-- START GIVEN ENTRIES --
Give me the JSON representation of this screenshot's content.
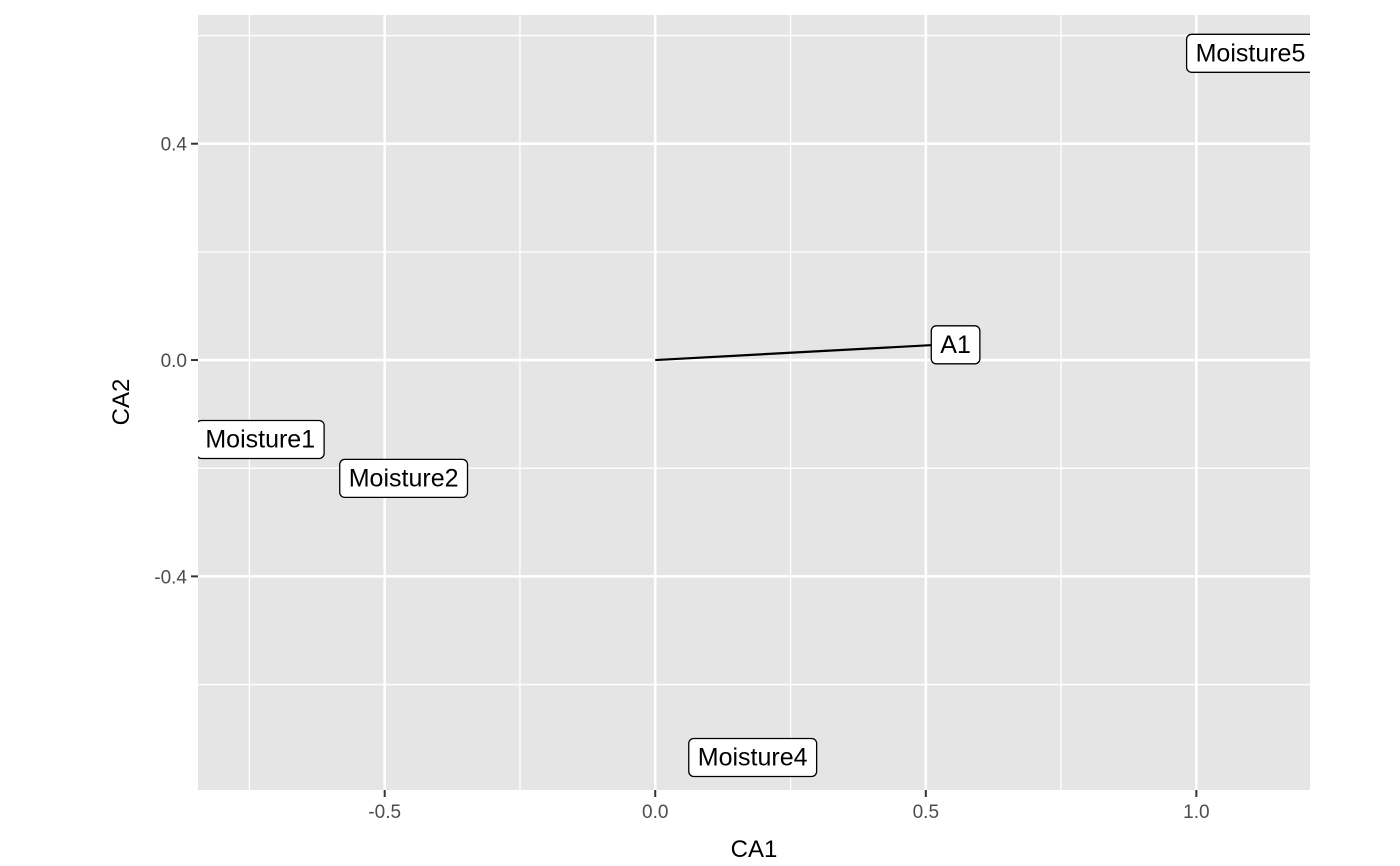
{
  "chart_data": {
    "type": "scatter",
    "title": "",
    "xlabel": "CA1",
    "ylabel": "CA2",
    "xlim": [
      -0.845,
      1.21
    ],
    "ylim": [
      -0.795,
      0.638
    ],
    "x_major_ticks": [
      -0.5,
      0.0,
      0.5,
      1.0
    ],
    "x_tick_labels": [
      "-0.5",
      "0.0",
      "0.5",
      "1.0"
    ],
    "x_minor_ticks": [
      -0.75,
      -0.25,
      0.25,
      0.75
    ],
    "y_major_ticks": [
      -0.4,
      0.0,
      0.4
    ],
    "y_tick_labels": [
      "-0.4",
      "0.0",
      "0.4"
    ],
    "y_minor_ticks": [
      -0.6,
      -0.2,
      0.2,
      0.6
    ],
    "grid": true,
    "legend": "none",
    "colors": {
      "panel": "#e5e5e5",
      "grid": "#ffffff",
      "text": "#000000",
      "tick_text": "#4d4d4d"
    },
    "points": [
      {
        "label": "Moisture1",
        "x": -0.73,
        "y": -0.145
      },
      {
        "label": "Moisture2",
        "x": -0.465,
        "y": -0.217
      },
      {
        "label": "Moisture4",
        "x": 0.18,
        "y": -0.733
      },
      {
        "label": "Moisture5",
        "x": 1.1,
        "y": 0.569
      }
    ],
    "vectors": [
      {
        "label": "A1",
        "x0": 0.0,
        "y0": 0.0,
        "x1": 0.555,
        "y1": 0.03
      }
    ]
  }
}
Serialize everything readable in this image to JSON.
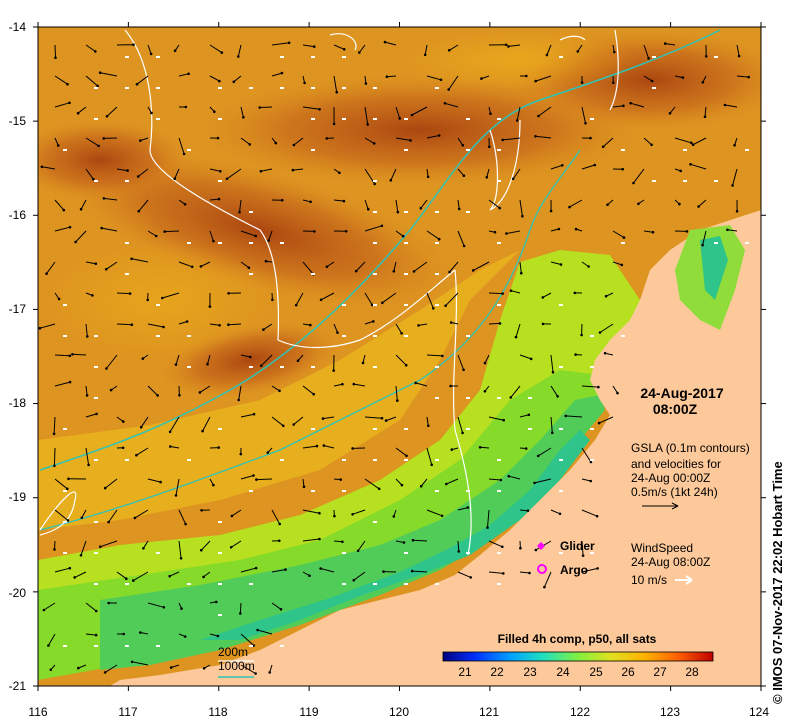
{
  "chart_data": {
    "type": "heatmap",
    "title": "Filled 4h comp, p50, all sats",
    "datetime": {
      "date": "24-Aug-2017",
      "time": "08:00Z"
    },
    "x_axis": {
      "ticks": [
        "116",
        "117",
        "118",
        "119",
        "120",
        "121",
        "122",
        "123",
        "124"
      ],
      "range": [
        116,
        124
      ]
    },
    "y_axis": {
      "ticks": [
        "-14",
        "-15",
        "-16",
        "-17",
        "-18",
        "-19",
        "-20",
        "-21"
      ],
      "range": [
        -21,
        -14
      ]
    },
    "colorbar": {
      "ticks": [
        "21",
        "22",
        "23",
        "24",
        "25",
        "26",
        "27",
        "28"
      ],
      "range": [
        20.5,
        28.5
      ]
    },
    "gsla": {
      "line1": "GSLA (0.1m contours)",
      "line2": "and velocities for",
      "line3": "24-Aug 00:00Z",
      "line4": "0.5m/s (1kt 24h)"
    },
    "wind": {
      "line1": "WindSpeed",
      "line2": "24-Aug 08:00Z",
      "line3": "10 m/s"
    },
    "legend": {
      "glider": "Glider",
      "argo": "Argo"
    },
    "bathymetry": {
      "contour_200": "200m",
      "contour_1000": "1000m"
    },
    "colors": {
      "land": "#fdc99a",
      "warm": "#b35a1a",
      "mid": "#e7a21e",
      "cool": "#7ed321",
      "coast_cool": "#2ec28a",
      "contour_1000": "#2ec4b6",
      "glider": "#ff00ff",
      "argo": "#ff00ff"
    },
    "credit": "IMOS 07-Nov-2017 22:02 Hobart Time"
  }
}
-- END GIVEN ENTRIES --
* **WRITTEN EXERCISE**: Each entry must be retyped word for word, with every image omitted.

* **ANSWER TO THE TASK**:
Give me the JSON representation of this screenshot's content.
{
  "chart_data": {
    "type": "scatter",
    "title": "",
    "xlabel": "CA1",
    "ylabel": "CA2",
    "xlim": [
      -0.845,
      1.21
    ],
    "ylim": [
      -0.795,
      0.638
    ],
    "x_major_ticks": [
      -0.5,
      0.0,
      0.5,
      1.0
    ],
    "x_tick_labels": [
      "-0.5",
      "0.0",
      "0.5",
      "1.0"
    ],
    "x_minor_ticks": [
      -0.75,
      -0.25,
      0.25,
      0.75
    ],
    "y_major_ticks": [
      -0.4,
      0.0,
      0.4
    ],
    "y_tick_labels": [
      "-0.4",
      "0.0",
      "0.4"
    ],
    "y_minor_ticks": [
      -0.6,
      -0.2,
      0.2,
      0.6
    ],
    "grid": true,
    "legend": "none",
    "colors": {
      "panel": "#e5e5e5",
      "grid": "#ffffff",
      "text": "#000000",
      "tick_text": "#4d4d4d"
    },
    "points": [
      {
        "label": "Moisture1",
        "x": -0.73,
        "y": -0.145
      },
      {
        "label": "Moisture2",
        "x": -0.465,
        "y": -0.217
      },
      {
        "label": "Moisture4",
        "x": 0.18,
        "y": -0.733
      },
      {
        "label": "Moisture5",
        "x": 1.1,
        "y": 0.569
      }
    ],
    "vectors": [
      {
        "label": "A1",
        "x0": 0.0,
        "y0": 0.0,
        "x1": 0.555,
        "y1": 0.03
      }
    ]
  }
}
Serialize everything readable in this image to JSON.
{
  "chart_data": {
    "type": "heatmap",
    "title": "Filled 4h comp, p50, all sats",
    "datetime": {
      "date": "24-Aug-2017",
      "time": "08:00Z"
    },
    "x_axis": {
      "ticks": [
        "116",
        "117",
        "118",
        "119",
        "120",
        "121",
        "122",
        "123",
        "124"
      ],
      "range": [
        116,
        124
      ]
    },
    "y_axis": {
      "ticks": [
        "-14",
        "-15",
        "-16",
        "-17",
        "-18",
        "-19",
        "-20",
        "-21"
      ],
      "range": [
        -21,
        -14
      ]
    },
    "colorbar": {
      "ticks": [
        "21",
        "22",
        "23",
        "24",
        "25",
        "26",
        "27",
        "28"
      ],
      "range": [
        20.5,
        28.5
      ]
    },
    "gsla": {
      "line1": "GSLA (0.1m contours)",
      "line2": "and velocities for",
      "line3": "24-Aug 00:00Z",
      "line4": "0.5m/s (1kt 24h)"
    },
    "wind": {
      "line1": "WindSpeed",
      "line2": "24-Aug 08:00Z",
      "line3": "10 m/s"
    },
    "legend": {
      "glider": "Glider",
      "argo": "Argo"
    },
    "bathymetry": {
      "contour_200": "200m",
      "contour_1000": "1000m"
    },
    "colors": {
      "land": "#fdc99a",
      "warm": "#b35a1a",
      "mid": "#e7a21e",
      "cool": "#7ed321",
      "coast_cool": "#2ec28a",
      "contour_1000": "#2ec4b6",
      "glider": "#ff00ff",
      "argo": "#ff00ff"
    },
    "credit": "IMOS 07-Nov-2017 22:02 Hobart Time"
  }
}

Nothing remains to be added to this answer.